Dataset items:
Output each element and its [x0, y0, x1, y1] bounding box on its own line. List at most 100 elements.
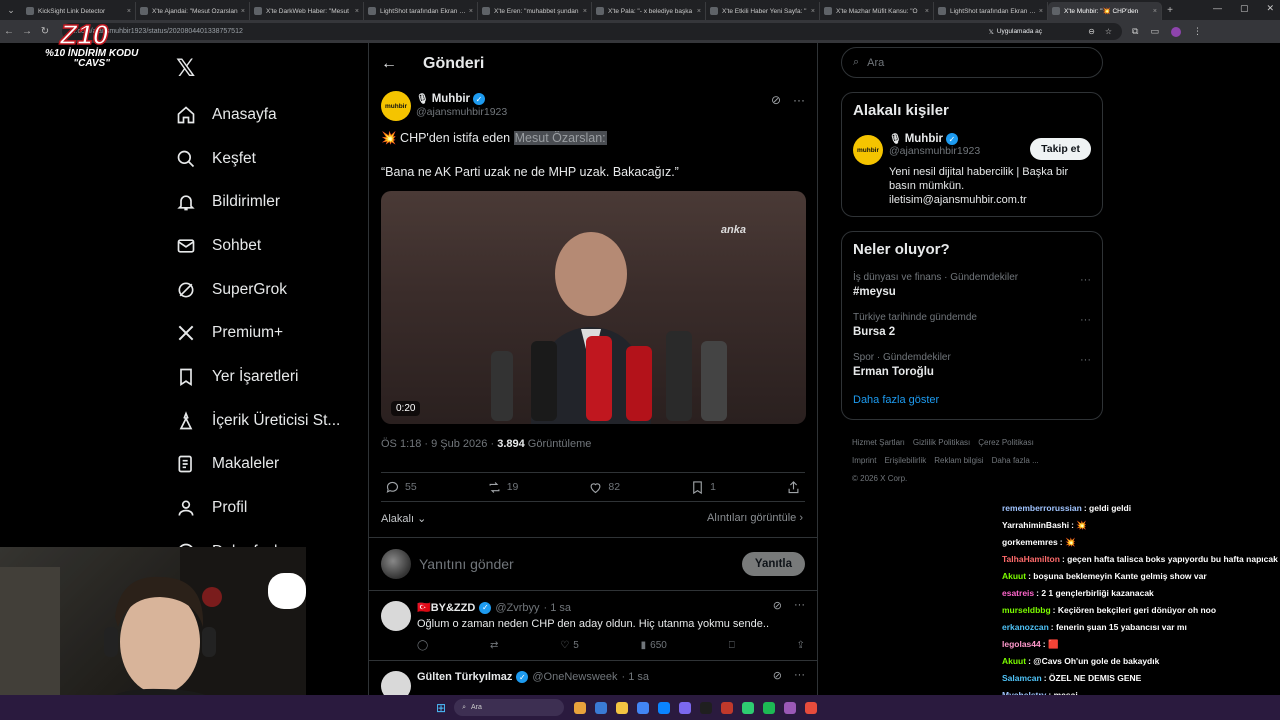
more-options-icon[interactable]: ··· [1080, 274, 1091, 286]
chat-username[interactable]: Akuut [1002, 656, 1026, 666]
browser-tab[interactable]: X'te DarkWeb Haber: "Mesut × [250, 2, 364, 20]
like-button[interactable]: ♡ 5 [560, 640, 579, 651]
chat-username[interactable]: erkanozcan [1002, 622, 1049, 632]
grok-icon[interactable]: ⊘ [773, 669, 782, 682]
x-logo-icon[interactable]: 𝕏 [176, 54, 195, 83]
grok-icon[interactable]: ⊘ [771, 93, 781, 107]
post-time[interactable]: ÖS 1:18 · 9 Şub 2026 · [381, 438, 494, 450]
new-tab-button[interactable]: + [1162, 5, 1178, 16]
like-button[interactable]: 82 [588, 480, 620, 495]
taskbar-app-icon[interactable] [595, 701, 608, 714]
kebab-menu-icon[interactable]: ⋮ [1193, 26, 1202, 37]
tab-close-icon[interactable]: × [241, 8, 245, 15]
chat-username[interactable]: Salamcan [1002, 673, 1042, 683]
sidebar-item-8[interactable]: İçerik Üreticisi St... [174, 399, 340, 443]
share-button[interactable]: ⇪ [797, 640, 805, 651]
show-more-link[interactable]: Daha fazla göster [853, 394, 1091, 406]
grok-icon[interactable]: ⊘ [773, 599, 782, 612]
sidebar-item-4[interactable]: Sohbet [174, 224, 340, 268]
sidebar-item-7[interactable]: Yer İşaretleri [174, 355, 340, 399]
footer-link[interactable]: Çerez Politikası [978, 438, 1034, 447]
extensions-icon[interactable]: ⧉ [1132, 26, 1138, 37]
star-icon[interactable]: ☆ [1105, 27, 1112, 36]
tab-close-icon[interactable]: × [1153, 8, 1157, 15]
more-options-icon[interactable]: ··· [794, 599, 805, 612]
back-nav-icon[interactable]: ← [0, 26, 18, 37]
repost-button[interactable]: ⇄ [490, 640, 498, 651]
windows-start-icon[interactable]: ⊞ [436, 701, 446, 715]
post-video[interactable]: anka 0:20 [381, 191, 806, 424]
taskbar-app-icon[interactable] [658, 701, 671, 714]
back-arrow-icon[interactable]: ← [381, 55, 411, 73]
taskbar-app-icon[interactable] [805, 701, 818, 714]
footer-link[interactable]: Erişilebilirlik [884, 456, 926, 465]
related-user-name[interactable]: Muhbir [905, 133, 943, 145]
trend-item[interactable]: Türkiye tarihinde gündemde Bursa 2 ··· [853, 312, 1091, 338]
taskbar-app-icon[interactable] [700, 701, 713, 714]
reply-button[interactable]: 55 [385, 480, 417, 495]
maximize-icon[interactable]: ▢ [1240, 3, 1249, 14]
zoom-icon[interactable]: ⊖ [1088, 27, 1095, 36]
chat-username[interactable]: Akuut [1002, 571, 1026, 581]
close-window-icon[interactable]: ✕ [1266, 3, 1274, 14]
tab-close-icon[interactable]: × [811, 8, 815, 15]
tab-close-icon[interactable]: × [127, 8, 131, 15]
tab-close-icon[interactable]: × [583, 8, 587, 15]
browser-tab[interactable]: X'te Eren: "muhabbet şundan × [478, 2, 592, 20]
chat-username[interactable]: TalhaHamilton [1002, 554, 1060, 564]
sidebar-item-5[interactable]: SuperGrok [174, 268, 340, 312]
follow-button[interactable]: Takip et [1030, 138, 1091, 160]
chat-username[interactable]: rememberrorussian [1002, 503, 1082, 513]
url-input[interactable]: x.com/ajansmuhbir1923/status/20208044013… [62, 23, 1122, 40]
reload-icon[interactable]: ↻ [36, 26, 54, 37]
sort-dropdown[interactable]: Alakalı ⌄ [381, 512, 426, 525]
bookmark-button[interactable]: ⎕ [729, 640, 735, 651]
browser-tab[interactable]: LightShot tarafından Ekran Gö × [934, 2, 1048, 20]
reply-submit-button[interactable]: Yanıtla [741, 552, 805, 576]
footer-link[interactable]: © 2026 X Corp. [852, 474, 907, 483]
browser-tab[interactable]: LightShot tarafından Ekran Gö × [364, 2, 478, 20]
trend-item[interactable]: İş dünyası ve finans · Gündemdekiler #mey… [853, 272, 1091, 298]
browser-tab[interactable]: X'te Mazhar Müfit Kansu: "Ö × [820, 2, 934, 20]
reply-input[interactable]: Yanıtını gönder [419, 556, 742, 572]
sidebar-item-1[interactable]: Anasayfa [174, 93, 340, 137]
footer-link[interactable]: Hizmet Şartları [852, 438, 905, 447]
reply-author-handle[interactable]: @OneNewsweek [532, 671, 617, 683]
chat-username[interactable]: gorkememres [1002, 537, 1058, 547]
taskbar-search-input[interactable]: ⌕ Ara [454, 699, 565, 716]
browser-tab[interactable]: X'te Muhbir: "💥 CHP'den × [1048, 2, 1162, 20]
tab-search-icon[interactable]: ⌄ [0, 0, 22, 20]
taskbar-app-icon[interactable] [637, 701, 650, 714]
bookmark-button[interactable]: 1 [690, 480, 716, 495]
taskbar-app-icon[interactable] [679, 701, 692, 714]
view-quotes-link[interactable]: Alıntıları görüntüle › [707, 512, 803, 525]
taskbar-app-icon[interactable] [784, 701, 797, 714]
repost-button[interactable]: 19 [487, 480, 518, 495]
reply-author-name[interactable]: 🇹🇷BY&ZZD [417, 601, 475, 614]
footer-link[interactable]: Gizlilik Politikası [913, 438, 970, 447]
minimize-icon[interactable]: — [1213, 3, 1222, 14]
taskbar-app-icon[interactable] [721, 701, 734, 714]
footer-link[interactable]: Imprint [852, 456, 876, 465]
related-user[interactable]: muhbir 🎙 Muhbir ✓ @ajansmuhbir1923 Takip e… [853, 133, 1091, 207]
trend-item[interactable]: Spor · Gündemdekiler Erman Toroğlu ··· [853, 352, 1091, 378]
sidebar-item-9[interactable]: Makaleler [174, 443, 340, 487]
reply-button[interactable]: ◯ [417, 640, 428, 651]
chat-username[interactable]: YarrahiminBashi [1002, 520, 1069, 530]
my-avatar[interactable] [381, 549, 411, 579]
sidebar-item-3[interactable]: Bildirimler [174, 180, 340, 224]
tab-close-icon[interactable]: × [697, 8, 701, 15]
chat-username[interactable]: murseldbbg [1002, 605, 1051, 615]
author-handle[interactable]: @ajansmuhbir1923 [416, 106, 805, 118]
more-options-icon[interactable]: ··· [1080, 314, 1091, 326]
search-input[interactable]: ⌕ Ara [841, 47, 1103, 78]
taskbar-app-icon[interactable] [574, 701, 587, 714]
tab-close-icon[interactable]: × [469, 8, 473, 15]
forward-nav-icon[interactable]: → [18, 26, 36, 37]
footer-link[interactable]: Reklam bilgisi [934, 456, 983, 465]
taskbar-app-icon[interactable] [742, 701, 755, 714]
sidebar-item-10[interactable]: Profil [174, 486, 340, 530]
taskbar-app-icon[interactable] [763, 701, 776, 714]
browser-profile-avatar[interactable] [1170, 26, 1181, 37]
footer-link[interactable]: Daha fazla ... [992, 456, 1039, 465]
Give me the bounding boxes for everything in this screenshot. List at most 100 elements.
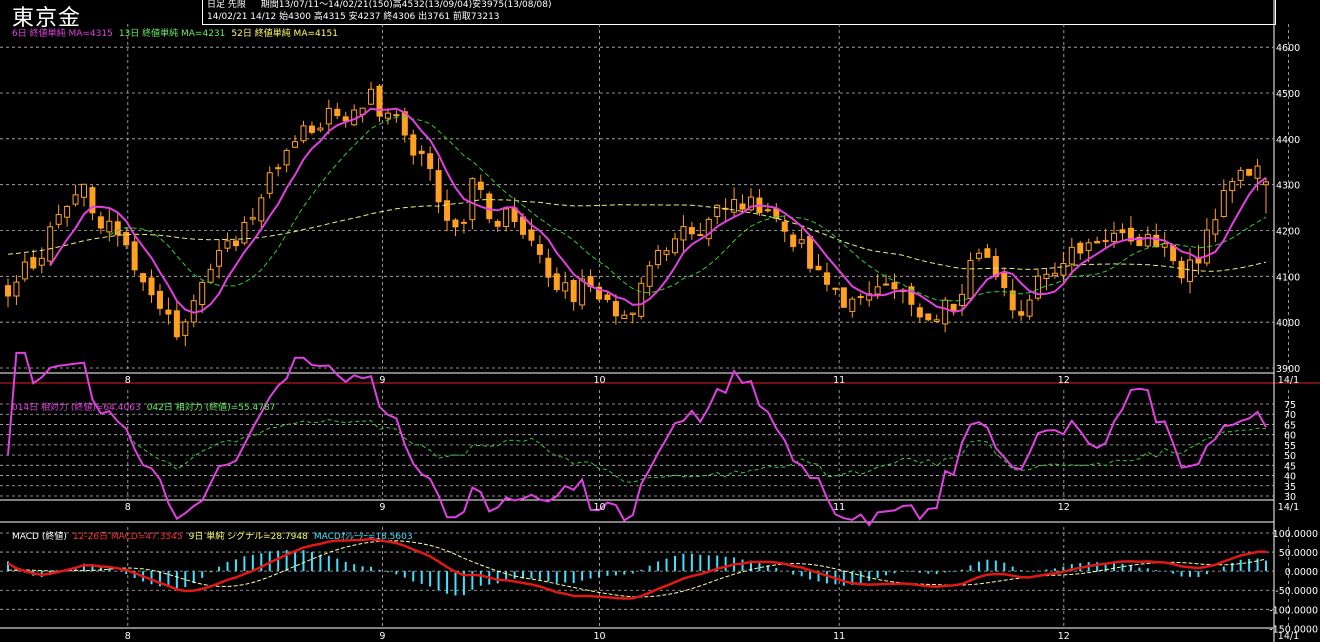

SHORT EXERCISE: Print the lines above exactly as they appear, starting with the line that contains "more-options-icon[interactable]: ··· [1080, 274, 1091, 286]" and going down through the line that contains "zoom-icon[interactable]: ⊖ [1088, 27, 1095, 36]".

ANSWER TO THIS TASK:
more-options-icon[interactable]: ··· [1080, 274, 1091, 286]
chat-username[interactable]: Akuut [1002, 656, 1026, 666]
browser-tab[interactable]: X'te DarkWeb Haber: "Mesut × [250, 2, 364, 20]
like-button[interactable]: ♡ 5 [560, 640, 579, 651]
chat-username[interactable]: erkanozcan [1002, 622, 1049, 632]
grok-icon[interactable]: ⊘ [773, 669, 782, 682]
x-logo-icon[interactable]: 𝕏 [176, 54, 195, 83]
grok-icon[interactable]: ⊘ [771, 93, 781, 107]
post-time[interactable]: ÖS 1:18 · 9 Şub 2026 · [381, 438, 494, 450]
new-tab-button[interactable]: + [1162, 5, 1178, 16]
like-button[interactable]: 82 [588, 480, 620, 495]
taskbar-app-icon[interactable] [595, 701, 608, 714]
kebab-menu-icon[interactable]: ⋮ [1193, 26, 1202, 37]
tab-close-icon[interactable]: × [241, 8, 245, 15]
chat-username[interactable]: Salamcan [1002, 673, 1042, 683]
sidebar-item-8[interactable]: İçerik Üreticisi St... [174, 399, 340, 443]
share-button[interactable]: ⇪ [797, 640, 805, 651]
show-more-link[interactable]: Daha fazla göster [853, 394, 1091, 406]
grok-icon[interactable]: ⊘ [773, 599, 782, 612]
sidebar-item-4[interactable]: Sohbet [174, 224, 340, 268]
sidebar-item-7[interactable]: Yer İşaretleri [174, 355, 340, 399]
footer-link[interactable]: Çerez Politikası [978, 438, 1034, 447]
extensions-icon[interactable]: ⧉ [1132, 26, 1138, 37]
star-icon[interactable]: ☆ [1105, 27, 1112, 36]
tab-close-icon[interactable]: × [1153, 8, 1157, 15]
more-options-icon[interactable]: ··· [794, 599, 805, 612]
back-nav-icon[interactable]: ← [0, 26, 18, 37]
repost-button[interactable]: ⇄ [490, 640, 498, 651]
windows-start-icon[interactable]: ⊞ [436, 701, 446, 715]
post-video[interactable]: anka 0:20 [381, 191, 806, 424]
taskbar-app-icon[interactable] [658, 701, 671, 714]
back-arrow-icon[interactable]: ← [381, 55, 411, 73]
taskbar-app-icon[interactable] [805, 701, 818, 714]
footer-link[interactable]: Erişilebilirlik [884, 456, 926, 465]
related-user-name[interactable]: Muhbir [905, 133, 943, 145]
trend-item[interactable]: Türkiye tarihinde gündemde Bursa 2 ··· [853, 312, 1091, 338]
taskbar-app-icon[interactable] [700, 701, 713, 714]
reply-button[interactable]: 55 [385, 480, 417, 495]
maximize-icon[interactable]: ▢ [1240, 3, 1249, 14]
zoom-icon[interactable]: ⊖ [1088, 27, 1095, 36]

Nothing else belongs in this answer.